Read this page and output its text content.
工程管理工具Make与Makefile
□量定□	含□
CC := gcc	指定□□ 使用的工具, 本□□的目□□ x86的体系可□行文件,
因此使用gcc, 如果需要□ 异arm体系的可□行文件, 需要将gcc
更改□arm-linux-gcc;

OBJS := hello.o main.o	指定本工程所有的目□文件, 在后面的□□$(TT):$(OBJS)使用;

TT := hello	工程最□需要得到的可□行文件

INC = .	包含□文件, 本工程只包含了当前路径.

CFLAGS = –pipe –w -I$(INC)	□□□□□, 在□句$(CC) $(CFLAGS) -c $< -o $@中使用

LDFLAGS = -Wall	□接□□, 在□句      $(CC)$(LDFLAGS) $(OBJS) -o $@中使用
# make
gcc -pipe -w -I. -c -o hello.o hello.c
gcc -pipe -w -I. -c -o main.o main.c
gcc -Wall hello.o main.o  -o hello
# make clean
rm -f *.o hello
+++
Stated exercise: Write out every entry again exactly, please, with nothing missing.

Written response:
Read this page and output its text content.
工程管理工具Make与Makefile
□量定□	含□
CC := gcc	指定□□ 使用的工具, 本□□的目□□ x86的体系可□行文件,
因此使用gcc, 如果需要□ 异arm体系的可□行文件, 需要将gcc
更改□arm-linux-gcc;

OBJS := hello.o main.o	指定本工程所有的目□文件, 在后面的□□$(TT):$(OBJS)使用;

TT := hello	工程最□需要得到的可□行文件

INC = .	包含□文件, 本工程只包含了当前路径.

CFLAGS = –pipe –w -I$(INC)	□□□□□, 在□句$(CC) $(CFLAGS) -c $< -o $@中使用

LDFLAGS = -Wall	□接□□, 在□句      $(CC)$(LDFLAGS) $(OBJS) -o $@中使用
# make
gcc -pipe -w -I. -c -o hello.o hello.c
gcc -pipe -w -I. -c -o main.o main.c
gcc -Wall hello.o main.o  -o hello
# make clean
rm -f *.o hello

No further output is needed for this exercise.